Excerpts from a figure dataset
━━━━━━

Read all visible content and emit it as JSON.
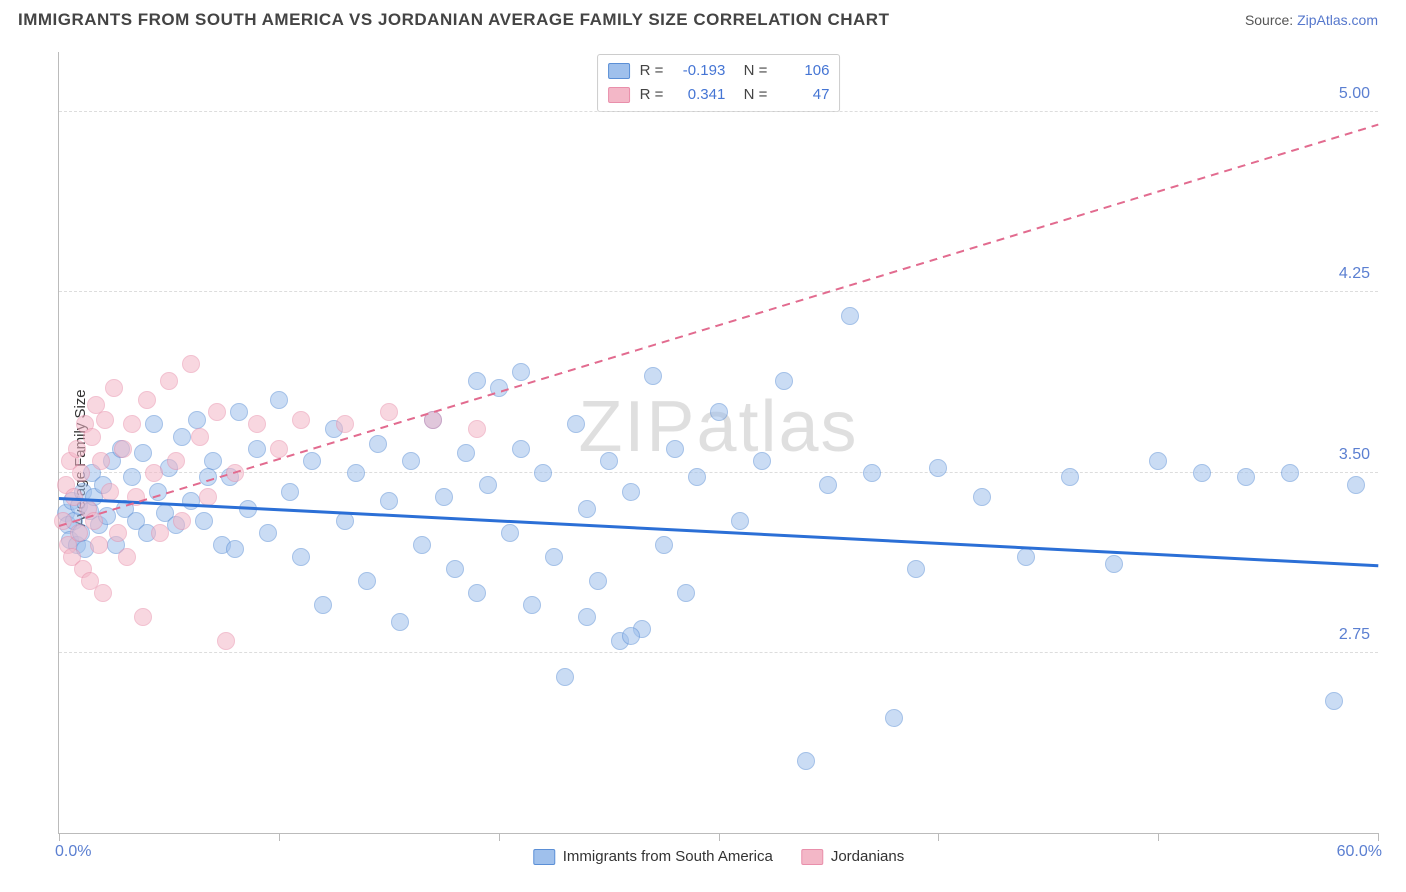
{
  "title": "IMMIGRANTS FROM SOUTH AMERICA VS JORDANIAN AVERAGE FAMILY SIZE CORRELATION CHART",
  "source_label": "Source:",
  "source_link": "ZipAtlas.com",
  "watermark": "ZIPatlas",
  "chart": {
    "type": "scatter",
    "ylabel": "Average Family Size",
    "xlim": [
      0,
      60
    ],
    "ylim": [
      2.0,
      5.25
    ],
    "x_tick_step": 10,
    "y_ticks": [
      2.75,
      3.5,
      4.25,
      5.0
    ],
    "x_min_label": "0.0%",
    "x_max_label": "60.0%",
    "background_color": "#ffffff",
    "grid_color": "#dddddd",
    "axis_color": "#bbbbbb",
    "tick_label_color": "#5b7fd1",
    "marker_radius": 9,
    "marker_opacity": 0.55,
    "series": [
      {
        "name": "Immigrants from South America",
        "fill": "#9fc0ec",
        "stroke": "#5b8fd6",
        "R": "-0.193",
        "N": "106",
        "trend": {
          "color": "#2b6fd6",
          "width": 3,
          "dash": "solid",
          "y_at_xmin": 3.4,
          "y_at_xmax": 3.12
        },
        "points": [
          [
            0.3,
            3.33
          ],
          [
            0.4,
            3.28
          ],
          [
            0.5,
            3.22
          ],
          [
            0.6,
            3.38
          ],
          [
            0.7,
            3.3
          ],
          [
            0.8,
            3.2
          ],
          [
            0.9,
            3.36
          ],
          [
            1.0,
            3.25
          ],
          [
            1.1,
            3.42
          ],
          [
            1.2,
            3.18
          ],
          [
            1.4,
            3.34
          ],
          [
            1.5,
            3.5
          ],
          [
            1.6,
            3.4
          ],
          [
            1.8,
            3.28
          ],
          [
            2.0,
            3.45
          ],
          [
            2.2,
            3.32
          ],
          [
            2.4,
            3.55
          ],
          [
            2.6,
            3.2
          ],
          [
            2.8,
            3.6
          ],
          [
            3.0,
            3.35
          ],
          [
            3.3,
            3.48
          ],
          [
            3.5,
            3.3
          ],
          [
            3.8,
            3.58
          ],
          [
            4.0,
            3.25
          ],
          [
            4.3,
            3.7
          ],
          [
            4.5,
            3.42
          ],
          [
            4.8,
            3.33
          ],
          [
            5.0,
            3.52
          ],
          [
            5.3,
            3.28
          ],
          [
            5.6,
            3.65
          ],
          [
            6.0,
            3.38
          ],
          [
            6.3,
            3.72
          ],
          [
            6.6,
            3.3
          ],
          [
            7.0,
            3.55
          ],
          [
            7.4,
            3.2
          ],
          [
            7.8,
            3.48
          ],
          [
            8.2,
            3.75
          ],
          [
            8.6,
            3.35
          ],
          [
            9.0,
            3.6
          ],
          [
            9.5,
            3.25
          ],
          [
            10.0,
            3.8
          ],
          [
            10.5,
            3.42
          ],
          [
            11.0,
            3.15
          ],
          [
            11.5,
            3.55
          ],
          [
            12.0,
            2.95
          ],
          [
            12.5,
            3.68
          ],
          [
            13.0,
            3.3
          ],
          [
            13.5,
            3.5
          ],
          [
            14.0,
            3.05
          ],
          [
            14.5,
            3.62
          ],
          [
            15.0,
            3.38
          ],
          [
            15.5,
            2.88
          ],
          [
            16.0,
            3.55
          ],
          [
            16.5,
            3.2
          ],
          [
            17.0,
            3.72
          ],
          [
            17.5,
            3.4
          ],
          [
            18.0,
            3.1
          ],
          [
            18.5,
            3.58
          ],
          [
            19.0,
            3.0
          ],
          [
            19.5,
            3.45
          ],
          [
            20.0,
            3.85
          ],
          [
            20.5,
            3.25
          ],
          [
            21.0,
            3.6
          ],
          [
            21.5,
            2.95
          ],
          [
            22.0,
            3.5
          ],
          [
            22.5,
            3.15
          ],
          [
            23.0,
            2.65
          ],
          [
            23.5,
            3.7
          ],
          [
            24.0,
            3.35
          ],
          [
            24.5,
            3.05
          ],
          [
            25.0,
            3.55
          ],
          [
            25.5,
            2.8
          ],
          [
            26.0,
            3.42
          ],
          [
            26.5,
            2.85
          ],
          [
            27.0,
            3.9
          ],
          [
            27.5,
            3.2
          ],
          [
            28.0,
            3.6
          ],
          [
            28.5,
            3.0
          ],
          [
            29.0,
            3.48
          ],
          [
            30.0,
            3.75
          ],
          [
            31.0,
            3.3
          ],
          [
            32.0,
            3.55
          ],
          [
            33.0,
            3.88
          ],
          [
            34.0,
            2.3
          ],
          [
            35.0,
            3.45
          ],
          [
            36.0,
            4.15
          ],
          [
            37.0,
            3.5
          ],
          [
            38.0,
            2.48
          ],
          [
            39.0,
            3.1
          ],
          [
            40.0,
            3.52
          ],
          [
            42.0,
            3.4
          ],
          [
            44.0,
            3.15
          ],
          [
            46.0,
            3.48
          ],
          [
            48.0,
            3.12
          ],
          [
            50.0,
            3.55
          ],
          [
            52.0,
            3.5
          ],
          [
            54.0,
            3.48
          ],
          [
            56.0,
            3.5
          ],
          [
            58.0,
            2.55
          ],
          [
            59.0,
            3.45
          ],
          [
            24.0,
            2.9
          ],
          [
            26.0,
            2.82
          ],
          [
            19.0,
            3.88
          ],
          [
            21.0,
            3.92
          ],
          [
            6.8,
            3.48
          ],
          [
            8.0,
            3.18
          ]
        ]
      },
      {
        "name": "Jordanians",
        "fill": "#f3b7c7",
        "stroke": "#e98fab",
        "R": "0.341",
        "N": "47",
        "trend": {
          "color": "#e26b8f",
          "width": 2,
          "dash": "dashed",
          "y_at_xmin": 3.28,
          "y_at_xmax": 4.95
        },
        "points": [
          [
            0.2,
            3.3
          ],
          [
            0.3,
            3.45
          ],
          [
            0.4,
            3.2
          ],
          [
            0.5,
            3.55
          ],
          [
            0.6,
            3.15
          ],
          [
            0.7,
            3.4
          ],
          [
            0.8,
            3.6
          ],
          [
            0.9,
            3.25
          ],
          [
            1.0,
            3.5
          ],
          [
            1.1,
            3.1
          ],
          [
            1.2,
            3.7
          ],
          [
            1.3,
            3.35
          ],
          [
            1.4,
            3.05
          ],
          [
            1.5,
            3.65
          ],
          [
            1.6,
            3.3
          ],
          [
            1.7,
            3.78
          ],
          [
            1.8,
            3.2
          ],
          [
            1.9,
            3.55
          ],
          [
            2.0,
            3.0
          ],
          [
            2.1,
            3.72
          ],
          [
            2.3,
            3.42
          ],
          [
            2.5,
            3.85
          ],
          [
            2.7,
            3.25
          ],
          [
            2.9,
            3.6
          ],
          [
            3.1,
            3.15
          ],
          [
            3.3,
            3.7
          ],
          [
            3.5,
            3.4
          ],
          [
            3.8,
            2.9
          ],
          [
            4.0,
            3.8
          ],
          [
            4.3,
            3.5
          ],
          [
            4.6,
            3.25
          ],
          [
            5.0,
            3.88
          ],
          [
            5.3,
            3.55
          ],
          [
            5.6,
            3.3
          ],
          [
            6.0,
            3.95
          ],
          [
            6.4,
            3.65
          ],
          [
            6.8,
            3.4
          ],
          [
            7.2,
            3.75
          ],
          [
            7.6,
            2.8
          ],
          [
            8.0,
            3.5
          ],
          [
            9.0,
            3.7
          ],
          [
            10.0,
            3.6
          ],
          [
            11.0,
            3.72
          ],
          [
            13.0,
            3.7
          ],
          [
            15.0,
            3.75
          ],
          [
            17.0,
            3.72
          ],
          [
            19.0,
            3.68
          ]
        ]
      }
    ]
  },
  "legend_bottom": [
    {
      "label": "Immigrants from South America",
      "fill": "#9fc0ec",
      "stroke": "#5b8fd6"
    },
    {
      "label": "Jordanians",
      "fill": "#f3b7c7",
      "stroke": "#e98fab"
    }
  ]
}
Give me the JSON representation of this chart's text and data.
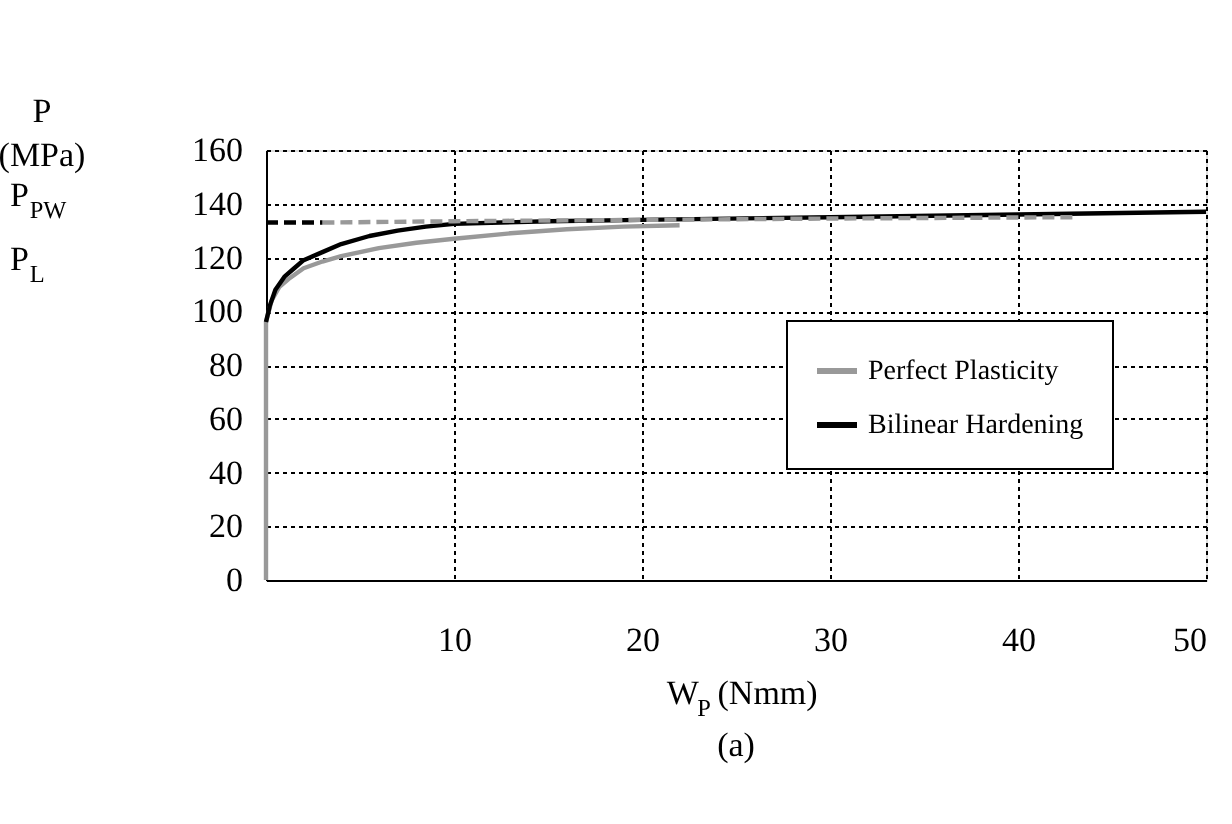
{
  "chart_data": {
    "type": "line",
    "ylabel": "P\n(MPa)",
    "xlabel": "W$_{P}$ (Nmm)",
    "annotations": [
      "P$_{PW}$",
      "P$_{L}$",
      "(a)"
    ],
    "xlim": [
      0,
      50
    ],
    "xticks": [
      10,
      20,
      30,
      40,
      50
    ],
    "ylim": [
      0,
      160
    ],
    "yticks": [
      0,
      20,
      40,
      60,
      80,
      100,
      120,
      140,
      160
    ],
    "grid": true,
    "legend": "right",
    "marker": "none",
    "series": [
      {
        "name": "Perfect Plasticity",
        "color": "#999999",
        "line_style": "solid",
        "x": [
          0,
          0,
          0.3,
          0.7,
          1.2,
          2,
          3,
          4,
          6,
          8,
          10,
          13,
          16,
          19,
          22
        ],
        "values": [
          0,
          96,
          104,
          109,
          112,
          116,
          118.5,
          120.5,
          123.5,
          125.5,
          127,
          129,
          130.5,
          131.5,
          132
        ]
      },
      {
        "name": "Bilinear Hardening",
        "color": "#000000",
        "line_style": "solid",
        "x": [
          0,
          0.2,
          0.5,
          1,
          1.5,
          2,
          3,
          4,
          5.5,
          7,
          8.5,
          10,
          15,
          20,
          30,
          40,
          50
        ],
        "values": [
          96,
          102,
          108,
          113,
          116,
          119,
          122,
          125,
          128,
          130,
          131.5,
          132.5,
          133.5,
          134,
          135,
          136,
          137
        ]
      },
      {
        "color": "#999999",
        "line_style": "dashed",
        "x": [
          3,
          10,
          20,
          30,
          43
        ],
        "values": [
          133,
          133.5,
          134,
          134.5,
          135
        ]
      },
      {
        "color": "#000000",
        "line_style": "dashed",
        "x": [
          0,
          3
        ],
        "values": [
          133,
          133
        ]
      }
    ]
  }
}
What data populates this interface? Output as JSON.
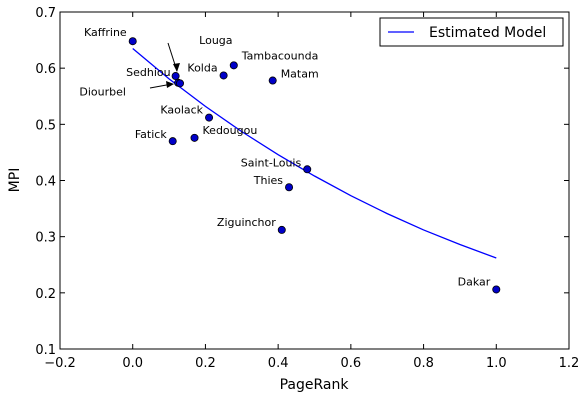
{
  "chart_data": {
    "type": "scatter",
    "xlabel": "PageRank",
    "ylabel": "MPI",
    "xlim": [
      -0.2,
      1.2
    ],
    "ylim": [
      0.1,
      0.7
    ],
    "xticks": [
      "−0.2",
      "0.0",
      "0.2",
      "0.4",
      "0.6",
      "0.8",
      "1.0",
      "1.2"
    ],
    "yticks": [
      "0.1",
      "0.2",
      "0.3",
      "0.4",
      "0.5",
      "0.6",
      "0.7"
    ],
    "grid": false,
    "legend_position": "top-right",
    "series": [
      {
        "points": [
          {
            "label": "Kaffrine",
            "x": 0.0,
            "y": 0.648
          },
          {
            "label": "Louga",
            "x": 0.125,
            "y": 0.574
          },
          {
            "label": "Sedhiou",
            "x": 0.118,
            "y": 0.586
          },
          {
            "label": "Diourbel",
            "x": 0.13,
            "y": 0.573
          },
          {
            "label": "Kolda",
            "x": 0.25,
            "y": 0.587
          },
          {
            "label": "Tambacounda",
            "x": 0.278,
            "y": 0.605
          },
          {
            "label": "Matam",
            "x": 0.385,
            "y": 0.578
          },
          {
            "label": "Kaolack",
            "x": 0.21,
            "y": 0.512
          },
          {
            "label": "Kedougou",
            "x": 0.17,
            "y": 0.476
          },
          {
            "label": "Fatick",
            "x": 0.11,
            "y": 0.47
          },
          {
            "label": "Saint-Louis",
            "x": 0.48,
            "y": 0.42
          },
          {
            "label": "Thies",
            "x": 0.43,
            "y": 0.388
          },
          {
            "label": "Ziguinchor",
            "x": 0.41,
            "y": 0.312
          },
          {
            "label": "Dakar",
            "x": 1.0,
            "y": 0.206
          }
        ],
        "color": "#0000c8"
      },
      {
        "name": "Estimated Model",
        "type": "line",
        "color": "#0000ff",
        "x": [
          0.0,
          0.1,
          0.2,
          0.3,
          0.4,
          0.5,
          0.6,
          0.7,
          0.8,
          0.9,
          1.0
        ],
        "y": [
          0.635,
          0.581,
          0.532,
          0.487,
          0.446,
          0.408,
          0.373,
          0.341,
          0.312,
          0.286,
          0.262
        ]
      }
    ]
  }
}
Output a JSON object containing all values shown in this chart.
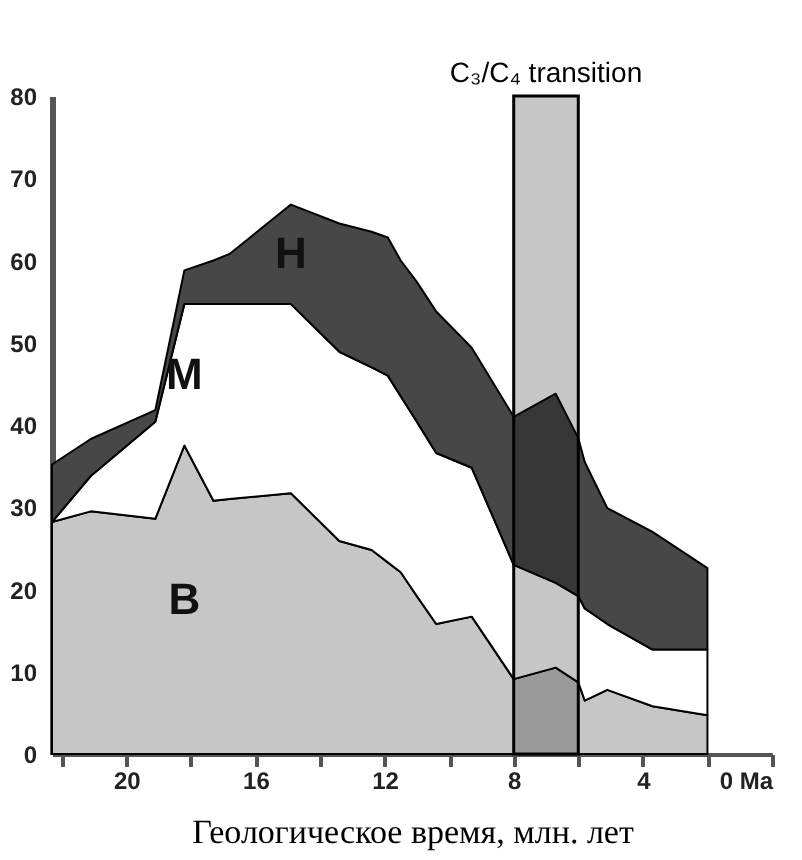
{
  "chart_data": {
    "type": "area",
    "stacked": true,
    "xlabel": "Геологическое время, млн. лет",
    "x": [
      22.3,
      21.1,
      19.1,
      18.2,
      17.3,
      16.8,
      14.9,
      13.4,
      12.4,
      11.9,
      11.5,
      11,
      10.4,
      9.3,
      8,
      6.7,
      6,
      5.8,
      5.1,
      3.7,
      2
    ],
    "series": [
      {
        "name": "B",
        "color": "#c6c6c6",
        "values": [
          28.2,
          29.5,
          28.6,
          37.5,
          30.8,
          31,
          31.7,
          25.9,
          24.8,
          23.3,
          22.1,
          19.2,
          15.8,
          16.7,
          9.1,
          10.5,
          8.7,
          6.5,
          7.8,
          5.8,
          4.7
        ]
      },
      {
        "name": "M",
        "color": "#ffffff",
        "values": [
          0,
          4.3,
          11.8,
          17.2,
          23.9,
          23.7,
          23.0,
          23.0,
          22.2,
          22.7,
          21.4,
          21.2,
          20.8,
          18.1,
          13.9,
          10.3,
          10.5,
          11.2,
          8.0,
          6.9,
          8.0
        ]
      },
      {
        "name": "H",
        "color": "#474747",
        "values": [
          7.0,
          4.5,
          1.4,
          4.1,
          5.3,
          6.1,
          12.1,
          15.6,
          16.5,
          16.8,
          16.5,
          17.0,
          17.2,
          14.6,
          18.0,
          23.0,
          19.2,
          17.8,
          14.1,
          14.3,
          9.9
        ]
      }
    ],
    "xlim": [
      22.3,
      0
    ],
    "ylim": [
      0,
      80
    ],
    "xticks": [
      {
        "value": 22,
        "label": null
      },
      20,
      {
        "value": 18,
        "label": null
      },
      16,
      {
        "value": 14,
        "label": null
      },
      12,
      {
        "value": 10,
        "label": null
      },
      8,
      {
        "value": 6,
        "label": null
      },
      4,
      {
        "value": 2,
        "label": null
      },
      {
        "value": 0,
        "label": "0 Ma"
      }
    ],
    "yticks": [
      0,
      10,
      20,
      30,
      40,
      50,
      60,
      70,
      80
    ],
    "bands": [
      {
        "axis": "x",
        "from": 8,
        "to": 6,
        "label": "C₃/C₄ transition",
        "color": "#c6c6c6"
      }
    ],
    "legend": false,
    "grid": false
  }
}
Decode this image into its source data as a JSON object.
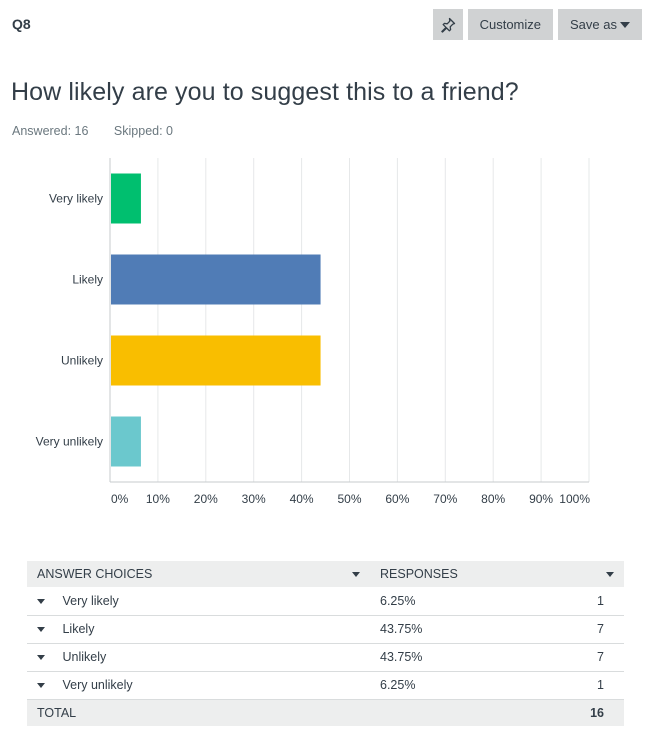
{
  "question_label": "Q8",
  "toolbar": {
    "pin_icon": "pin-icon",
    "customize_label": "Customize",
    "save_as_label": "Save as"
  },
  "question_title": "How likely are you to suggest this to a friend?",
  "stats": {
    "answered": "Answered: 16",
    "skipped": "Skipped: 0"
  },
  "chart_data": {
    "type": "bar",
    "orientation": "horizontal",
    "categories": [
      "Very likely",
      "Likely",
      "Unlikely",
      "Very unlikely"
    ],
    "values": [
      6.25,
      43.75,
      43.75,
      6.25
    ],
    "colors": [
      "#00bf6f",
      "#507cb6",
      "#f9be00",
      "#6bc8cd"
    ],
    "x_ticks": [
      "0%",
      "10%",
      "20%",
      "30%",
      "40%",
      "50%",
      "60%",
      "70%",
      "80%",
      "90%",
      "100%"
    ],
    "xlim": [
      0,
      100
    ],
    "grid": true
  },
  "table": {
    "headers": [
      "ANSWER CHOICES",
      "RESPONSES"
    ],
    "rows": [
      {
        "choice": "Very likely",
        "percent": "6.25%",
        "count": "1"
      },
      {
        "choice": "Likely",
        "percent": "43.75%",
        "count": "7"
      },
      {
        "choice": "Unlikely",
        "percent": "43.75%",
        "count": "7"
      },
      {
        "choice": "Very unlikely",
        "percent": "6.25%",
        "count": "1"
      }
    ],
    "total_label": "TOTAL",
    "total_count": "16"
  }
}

━━━━━━

→ What you have to do: All lines from the one holding "Decode this image" to the end of the listing above need to be duplicated exactly. None of the pictures should be included.

→ Expected output:
Decode this image into its source data as a JSON object.
{
  "question_label": "Q8",
  "toolbar": {
    "pin_icon": "pin-icon",
    "customize_label": "Customize",
    "save_as_label": "Save as"
  },
  "question_title": "How likely are you to suggest this to a friend?",
  "stats": {
    "answered": "Answered: 16",
    "skipped": "Skipped: 0"
  },
  "chart_data": {
    "type": "bar",
    "orientation": "horizontal",
    "categories": [
      "Very likely",
      "Likely",
      "Unlikely",
      "Very unlikely"
    ],
    "values": [
      6.25,
      43.75,
      43.75,
      6.25
    ],
    "colors": [
      "#00bf6f",
      "#507cb6",
      "#f9be00",
      "#6bc8cd"
    ],
    "x_ticks": [
      "0%",
      "10%",
      "20%",
      "30%",
      "40%",
      "50%",
      "60%",
      "70%",
      "80%",
      "90%",
      "100%"
    ],
    "xlim": [
      0,
      100
    ],
    "grid": true
  },
  "table": {
    "headers": [
      "ANSWER CHOICES",
      "RESPONSES"
    ],
    "rows": [
      {
        "choice": "Very likely",
        "percent": "6.25%",
        "count": "1"
      },
      {
        "choice": "Likely",
        "percent": "43.75%",
        "count": "7"
      },
      {
        "choice": "Unlikely",
        "percent": "43.75%",
        "count": "7"
      },
      {
        "choice": "Very unlikely",
        "percent": "6.25%",
        "count": "1"
      }
    ],
    "total_label": "TOTAL",
    "total_count": "16"
  }
}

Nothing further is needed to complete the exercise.